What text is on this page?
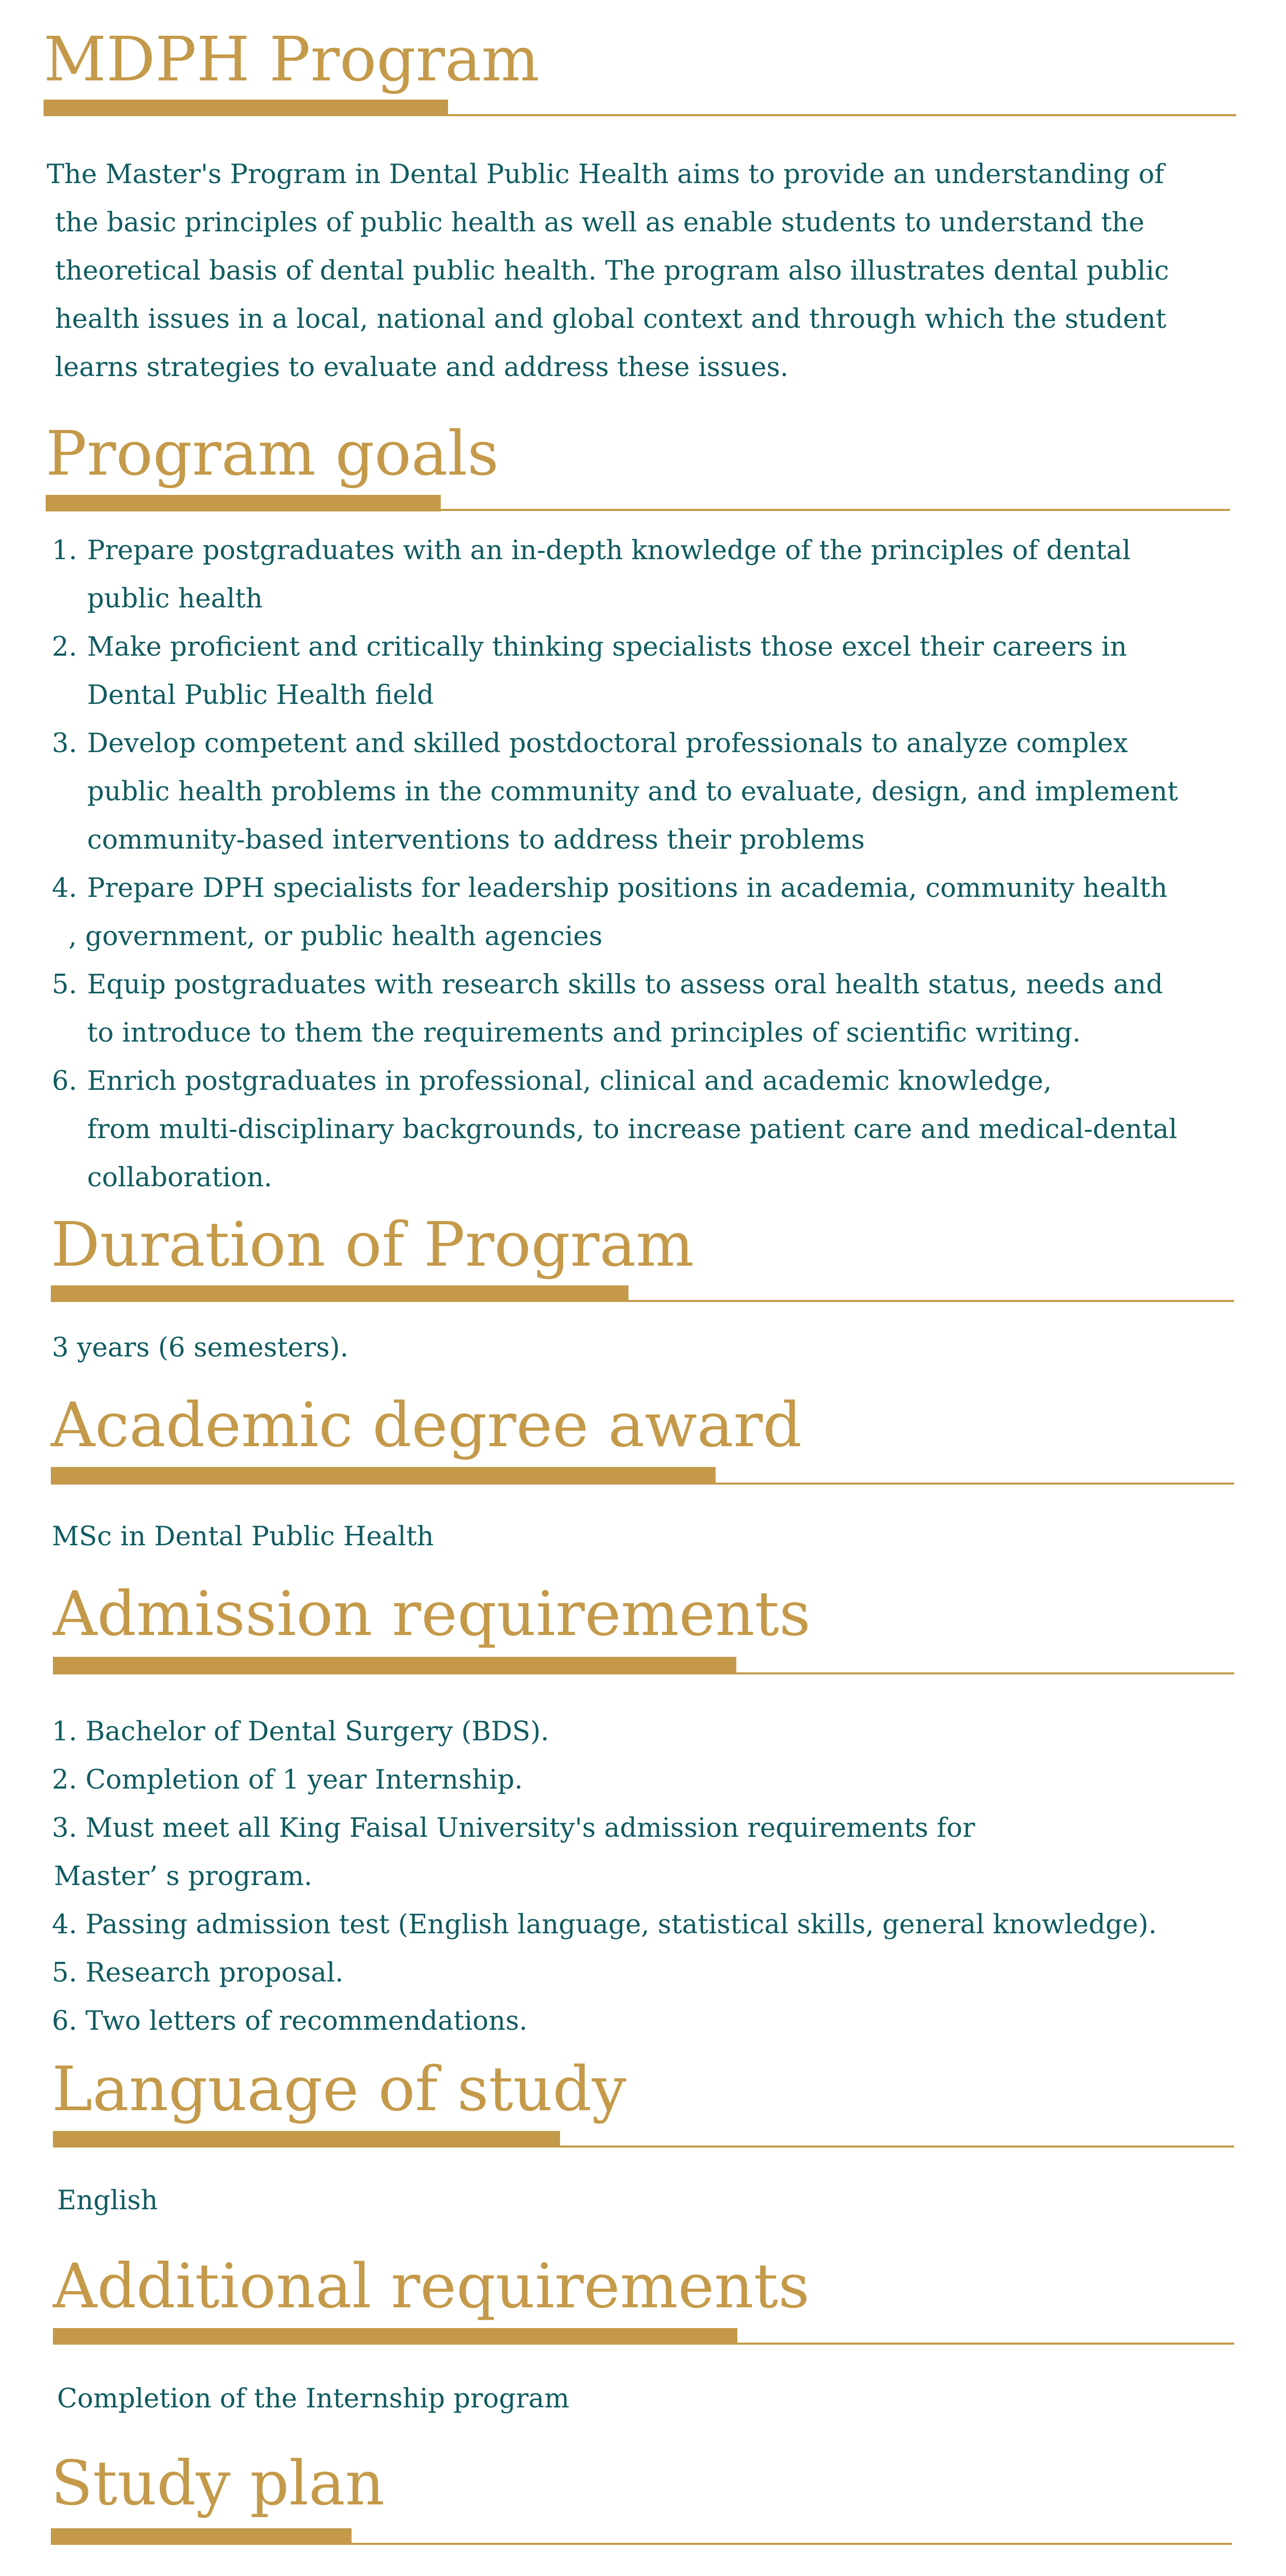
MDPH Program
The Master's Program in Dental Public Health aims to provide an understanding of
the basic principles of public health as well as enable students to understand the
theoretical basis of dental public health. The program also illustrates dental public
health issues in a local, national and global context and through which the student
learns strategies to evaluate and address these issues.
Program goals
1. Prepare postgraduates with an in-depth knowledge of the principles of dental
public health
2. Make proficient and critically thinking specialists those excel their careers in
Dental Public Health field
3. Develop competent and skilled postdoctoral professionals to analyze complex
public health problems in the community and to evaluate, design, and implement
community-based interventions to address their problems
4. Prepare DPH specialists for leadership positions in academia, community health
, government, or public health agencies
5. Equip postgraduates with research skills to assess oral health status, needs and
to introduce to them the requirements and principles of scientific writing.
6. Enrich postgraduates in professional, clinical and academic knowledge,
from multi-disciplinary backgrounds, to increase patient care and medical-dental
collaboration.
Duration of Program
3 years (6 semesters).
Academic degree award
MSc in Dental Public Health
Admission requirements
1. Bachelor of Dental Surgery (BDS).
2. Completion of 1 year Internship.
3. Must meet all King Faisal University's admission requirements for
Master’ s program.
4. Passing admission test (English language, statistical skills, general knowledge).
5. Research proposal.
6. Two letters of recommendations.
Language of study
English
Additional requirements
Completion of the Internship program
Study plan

· · · · · · ·

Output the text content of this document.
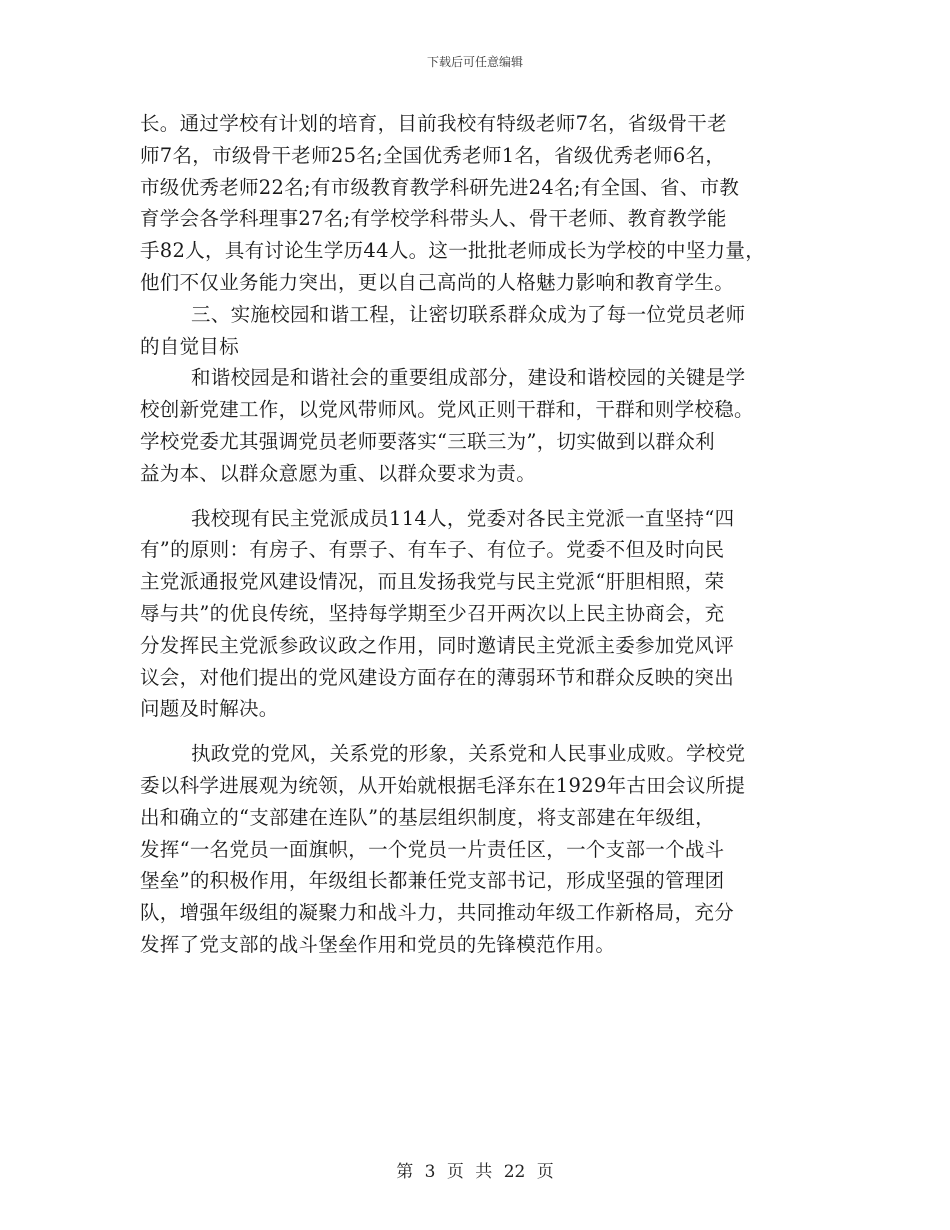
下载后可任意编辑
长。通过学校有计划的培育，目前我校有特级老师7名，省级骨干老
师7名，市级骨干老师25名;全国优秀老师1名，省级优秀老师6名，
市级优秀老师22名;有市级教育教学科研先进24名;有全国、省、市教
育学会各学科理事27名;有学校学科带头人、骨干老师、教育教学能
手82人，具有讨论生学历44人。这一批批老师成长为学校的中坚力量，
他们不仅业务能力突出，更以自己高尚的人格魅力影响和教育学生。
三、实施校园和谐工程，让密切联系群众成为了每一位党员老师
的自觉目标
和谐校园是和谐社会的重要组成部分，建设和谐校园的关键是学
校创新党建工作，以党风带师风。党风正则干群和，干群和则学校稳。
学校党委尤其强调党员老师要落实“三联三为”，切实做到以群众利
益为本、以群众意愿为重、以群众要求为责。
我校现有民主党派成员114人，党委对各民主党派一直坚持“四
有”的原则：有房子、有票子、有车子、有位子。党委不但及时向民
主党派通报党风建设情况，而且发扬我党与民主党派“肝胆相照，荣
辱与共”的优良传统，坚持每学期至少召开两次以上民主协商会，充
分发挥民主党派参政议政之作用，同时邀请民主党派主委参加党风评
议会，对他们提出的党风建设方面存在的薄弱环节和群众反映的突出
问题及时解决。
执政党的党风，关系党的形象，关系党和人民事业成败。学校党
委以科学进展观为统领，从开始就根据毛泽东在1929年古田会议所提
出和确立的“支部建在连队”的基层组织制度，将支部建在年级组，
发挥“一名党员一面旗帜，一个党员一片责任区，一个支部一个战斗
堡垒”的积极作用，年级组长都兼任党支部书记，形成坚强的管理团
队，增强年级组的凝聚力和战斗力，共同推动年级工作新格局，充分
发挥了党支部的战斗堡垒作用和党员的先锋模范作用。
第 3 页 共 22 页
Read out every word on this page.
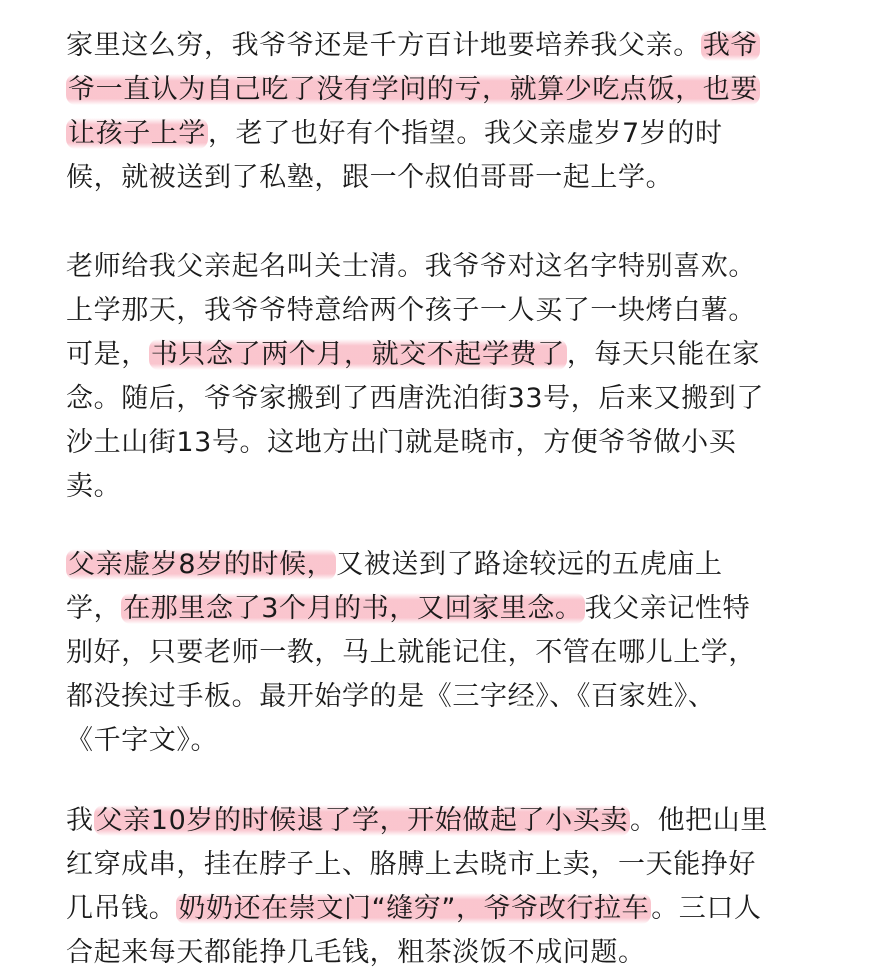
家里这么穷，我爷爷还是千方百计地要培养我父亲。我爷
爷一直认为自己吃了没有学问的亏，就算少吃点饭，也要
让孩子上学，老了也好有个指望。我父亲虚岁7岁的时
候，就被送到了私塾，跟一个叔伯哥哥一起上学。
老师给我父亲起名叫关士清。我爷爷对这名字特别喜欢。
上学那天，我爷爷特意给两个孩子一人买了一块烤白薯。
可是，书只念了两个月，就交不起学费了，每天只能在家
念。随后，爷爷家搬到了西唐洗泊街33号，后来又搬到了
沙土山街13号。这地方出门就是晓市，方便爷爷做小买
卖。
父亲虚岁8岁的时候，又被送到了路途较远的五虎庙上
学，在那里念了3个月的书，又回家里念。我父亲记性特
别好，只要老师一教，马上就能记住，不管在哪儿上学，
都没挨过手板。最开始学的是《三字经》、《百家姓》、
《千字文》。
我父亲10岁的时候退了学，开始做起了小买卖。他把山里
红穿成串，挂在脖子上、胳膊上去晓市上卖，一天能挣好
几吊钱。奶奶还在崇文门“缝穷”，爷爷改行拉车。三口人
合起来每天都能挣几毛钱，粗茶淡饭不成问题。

· · · · · · ·

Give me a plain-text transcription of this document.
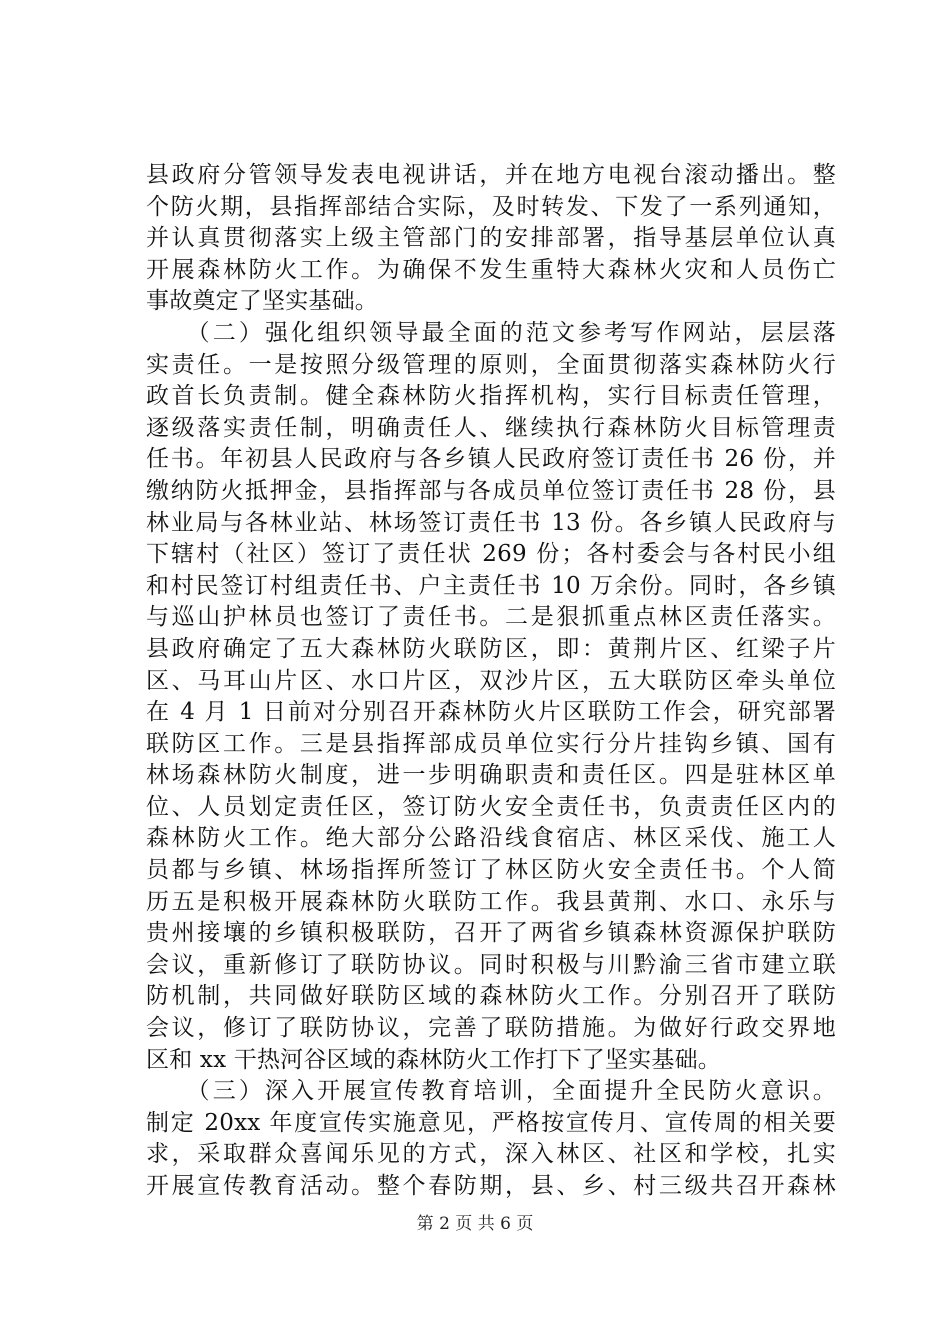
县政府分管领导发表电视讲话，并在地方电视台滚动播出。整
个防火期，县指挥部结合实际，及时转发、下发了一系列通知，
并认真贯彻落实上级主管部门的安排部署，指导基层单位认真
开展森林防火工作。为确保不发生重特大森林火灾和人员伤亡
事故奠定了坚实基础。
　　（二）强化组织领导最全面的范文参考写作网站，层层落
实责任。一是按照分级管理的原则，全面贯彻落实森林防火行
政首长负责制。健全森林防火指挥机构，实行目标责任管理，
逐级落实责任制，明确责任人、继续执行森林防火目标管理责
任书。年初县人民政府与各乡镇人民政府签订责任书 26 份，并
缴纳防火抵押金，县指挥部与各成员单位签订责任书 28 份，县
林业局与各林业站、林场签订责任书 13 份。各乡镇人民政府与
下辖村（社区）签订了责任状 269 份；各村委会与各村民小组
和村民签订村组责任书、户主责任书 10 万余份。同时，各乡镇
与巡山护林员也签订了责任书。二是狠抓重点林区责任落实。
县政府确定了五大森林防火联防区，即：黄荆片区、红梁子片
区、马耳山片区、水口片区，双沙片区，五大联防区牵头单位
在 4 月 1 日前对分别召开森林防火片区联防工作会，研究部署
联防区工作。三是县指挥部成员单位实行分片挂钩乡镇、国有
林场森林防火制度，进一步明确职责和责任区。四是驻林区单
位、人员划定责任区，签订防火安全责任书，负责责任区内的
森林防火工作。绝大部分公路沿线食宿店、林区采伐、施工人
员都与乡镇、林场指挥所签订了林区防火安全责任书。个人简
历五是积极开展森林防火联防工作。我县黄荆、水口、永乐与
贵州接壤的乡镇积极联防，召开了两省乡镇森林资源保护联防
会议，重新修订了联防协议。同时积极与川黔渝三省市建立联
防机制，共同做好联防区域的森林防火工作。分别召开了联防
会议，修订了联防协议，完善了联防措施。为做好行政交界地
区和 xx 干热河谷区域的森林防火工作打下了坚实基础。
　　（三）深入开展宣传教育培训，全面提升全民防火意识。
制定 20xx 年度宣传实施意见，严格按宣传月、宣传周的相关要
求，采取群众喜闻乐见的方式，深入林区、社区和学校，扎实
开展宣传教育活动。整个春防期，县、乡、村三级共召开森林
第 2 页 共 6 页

· · · · · · ·

WHAT THE TASK REQUIRES: Look through the entries above and list every line containing "document".

SOLUTION TO THIS PROBLEM:
Output the text content of this document.
Give me a plain-text transcription of this document.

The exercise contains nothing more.